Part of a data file

** Begin **

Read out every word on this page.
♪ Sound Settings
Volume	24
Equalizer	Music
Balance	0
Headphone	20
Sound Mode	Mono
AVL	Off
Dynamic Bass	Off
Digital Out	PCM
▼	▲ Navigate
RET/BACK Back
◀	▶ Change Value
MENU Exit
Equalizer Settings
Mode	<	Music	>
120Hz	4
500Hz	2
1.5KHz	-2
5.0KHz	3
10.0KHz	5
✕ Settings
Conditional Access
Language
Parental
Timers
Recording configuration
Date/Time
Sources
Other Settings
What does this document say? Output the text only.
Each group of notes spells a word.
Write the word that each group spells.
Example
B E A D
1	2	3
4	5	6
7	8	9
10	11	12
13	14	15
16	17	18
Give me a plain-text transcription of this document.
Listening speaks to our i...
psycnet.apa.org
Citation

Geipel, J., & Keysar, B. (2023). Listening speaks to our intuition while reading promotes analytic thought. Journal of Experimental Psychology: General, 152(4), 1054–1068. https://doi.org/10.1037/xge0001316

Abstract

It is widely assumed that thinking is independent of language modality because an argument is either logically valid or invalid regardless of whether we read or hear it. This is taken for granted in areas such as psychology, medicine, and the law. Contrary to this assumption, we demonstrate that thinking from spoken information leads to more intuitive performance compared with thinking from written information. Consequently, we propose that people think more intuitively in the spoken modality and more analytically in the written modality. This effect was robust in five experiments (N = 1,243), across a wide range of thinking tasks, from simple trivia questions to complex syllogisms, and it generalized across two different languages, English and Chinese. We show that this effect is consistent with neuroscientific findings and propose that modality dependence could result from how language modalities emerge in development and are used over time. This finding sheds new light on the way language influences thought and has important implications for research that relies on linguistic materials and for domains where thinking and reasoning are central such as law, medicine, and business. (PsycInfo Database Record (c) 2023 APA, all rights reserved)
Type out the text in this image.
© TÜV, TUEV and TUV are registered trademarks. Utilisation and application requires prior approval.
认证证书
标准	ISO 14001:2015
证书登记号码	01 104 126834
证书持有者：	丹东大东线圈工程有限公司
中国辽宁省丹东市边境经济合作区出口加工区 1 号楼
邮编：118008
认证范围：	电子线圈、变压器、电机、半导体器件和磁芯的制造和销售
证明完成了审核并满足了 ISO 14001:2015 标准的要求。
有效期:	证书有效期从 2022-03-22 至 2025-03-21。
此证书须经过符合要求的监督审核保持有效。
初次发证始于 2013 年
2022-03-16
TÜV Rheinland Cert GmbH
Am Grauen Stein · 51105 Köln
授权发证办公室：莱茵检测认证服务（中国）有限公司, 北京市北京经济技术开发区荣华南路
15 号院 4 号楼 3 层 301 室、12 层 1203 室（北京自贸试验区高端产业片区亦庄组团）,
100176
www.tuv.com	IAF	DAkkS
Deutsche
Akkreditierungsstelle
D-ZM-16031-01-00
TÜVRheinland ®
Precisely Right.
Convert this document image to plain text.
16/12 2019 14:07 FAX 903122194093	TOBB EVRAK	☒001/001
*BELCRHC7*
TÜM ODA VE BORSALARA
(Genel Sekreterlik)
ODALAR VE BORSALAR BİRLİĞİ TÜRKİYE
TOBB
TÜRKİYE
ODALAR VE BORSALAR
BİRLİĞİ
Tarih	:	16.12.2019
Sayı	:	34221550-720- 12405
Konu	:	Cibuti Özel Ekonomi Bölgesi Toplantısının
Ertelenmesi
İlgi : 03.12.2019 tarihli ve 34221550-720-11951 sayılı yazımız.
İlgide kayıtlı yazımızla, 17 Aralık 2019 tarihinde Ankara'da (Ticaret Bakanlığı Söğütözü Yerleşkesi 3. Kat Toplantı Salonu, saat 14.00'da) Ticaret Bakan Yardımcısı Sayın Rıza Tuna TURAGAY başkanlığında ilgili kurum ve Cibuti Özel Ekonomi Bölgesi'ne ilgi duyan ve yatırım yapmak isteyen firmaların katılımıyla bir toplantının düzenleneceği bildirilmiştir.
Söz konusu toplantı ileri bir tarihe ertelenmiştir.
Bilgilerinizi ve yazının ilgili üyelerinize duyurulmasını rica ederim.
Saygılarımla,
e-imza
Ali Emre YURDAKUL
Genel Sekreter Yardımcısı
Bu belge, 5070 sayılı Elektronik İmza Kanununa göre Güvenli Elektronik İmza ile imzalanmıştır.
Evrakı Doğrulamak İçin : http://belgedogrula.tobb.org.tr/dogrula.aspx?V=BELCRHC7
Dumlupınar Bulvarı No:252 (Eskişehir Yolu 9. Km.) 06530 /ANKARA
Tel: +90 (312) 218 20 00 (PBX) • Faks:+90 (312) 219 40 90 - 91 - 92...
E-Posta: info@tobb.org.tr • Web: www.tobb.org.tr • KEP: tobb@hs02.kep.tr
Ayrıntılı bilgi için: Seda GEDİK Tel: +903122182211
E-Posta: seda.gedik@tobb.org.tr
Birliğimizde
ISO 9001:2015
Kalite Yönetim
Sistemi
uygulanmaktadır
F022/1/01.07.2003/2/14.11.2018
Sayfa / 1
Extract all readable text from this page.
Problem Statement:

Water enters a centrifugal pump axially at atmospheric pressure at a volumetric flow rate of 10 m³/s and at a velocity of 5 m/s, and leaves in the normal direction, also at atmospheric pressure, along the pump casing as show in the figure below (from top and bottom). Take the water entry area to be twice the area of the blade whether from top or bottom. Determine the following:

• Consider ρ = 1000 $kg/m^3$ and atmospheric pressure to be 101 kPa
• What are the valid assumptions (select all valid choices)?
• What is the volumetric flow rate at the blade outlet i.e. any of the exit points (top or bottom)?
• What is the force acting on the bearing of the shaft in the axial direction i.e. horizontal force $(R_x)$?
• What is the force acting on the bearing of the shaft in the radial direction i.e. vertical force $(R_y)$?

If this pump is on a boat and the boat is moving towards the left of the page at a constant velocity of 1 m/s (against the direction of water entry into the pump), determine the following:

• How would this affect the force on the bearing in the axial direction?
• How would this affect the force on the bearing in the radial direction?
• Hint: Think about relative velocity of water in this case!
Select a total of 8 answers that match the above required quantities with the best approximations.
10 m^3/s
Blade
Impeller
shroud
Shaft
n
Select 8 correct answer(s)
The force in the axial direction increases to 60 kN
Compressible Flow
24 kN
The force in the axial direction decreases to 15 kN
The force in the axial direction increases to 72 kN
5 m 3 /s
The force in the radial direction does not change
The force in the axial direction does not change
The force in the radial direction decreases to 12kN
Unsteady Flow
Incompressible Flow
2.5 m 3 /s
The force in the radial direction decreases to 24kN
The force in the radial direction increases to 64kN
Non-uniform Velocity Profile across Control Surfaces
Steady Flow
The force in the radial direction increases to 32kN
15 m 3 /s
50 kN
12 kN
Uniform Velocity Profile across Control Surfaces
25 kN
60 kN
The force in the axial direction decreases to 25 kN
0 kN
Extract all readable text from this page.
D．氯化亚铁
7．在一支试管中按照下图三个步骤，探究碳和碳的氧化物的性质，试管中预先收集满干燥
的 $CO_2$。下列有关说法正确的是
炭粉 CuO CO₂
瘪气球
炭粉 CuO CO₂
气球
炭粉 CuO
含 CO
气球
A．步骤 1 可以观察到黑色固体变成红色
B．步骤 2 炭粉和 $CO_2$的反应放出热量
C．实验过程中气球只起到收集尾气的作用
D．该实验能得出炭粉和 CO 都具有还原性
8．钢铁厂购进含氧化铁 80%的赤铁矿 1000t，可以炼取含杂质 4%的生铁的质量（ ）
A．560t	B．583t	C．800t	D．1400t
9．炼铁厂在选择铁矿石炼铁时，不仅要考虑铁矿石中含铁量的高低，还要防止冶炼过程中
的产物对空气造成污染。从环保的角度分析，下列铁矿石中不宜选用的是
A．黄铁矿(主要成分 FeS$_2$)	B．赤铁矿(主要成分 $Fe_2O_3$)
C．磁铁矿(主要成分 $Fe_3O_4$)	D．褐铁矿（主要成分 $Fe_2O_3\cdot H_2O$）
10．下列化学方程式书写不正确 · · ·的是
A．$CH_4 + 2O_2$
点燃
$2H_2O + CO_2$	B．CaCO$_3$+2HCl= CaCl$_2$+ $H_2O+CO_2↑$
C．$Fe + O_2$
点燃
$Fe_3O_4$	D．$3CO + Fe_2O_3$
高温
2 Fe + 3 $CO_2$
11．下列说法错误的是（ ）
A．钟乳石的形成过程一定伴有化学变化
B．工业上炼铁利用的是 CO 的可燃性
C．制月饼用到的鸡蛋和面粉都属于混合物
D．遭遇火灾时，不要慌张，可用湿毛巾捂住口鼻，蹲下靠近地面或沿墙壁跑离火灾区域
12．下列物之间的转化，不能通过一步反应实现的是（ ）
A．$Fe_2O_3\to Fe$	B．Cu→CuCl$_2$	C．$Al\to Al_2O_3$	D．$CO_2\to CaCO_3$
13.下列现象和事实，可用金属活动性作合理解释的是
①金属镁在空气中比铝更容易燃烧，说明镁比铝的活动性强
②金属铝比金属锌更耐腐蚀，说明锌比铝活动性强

** End **

Extract all lines from the data in which "text" is found.

What does this document say? Output the text only.
Give me a plain-text transcription of this document.
Type out the text in this image.
Convert this document image to plain text.
Extract all readable text from this page.
Extract all readable text from this page.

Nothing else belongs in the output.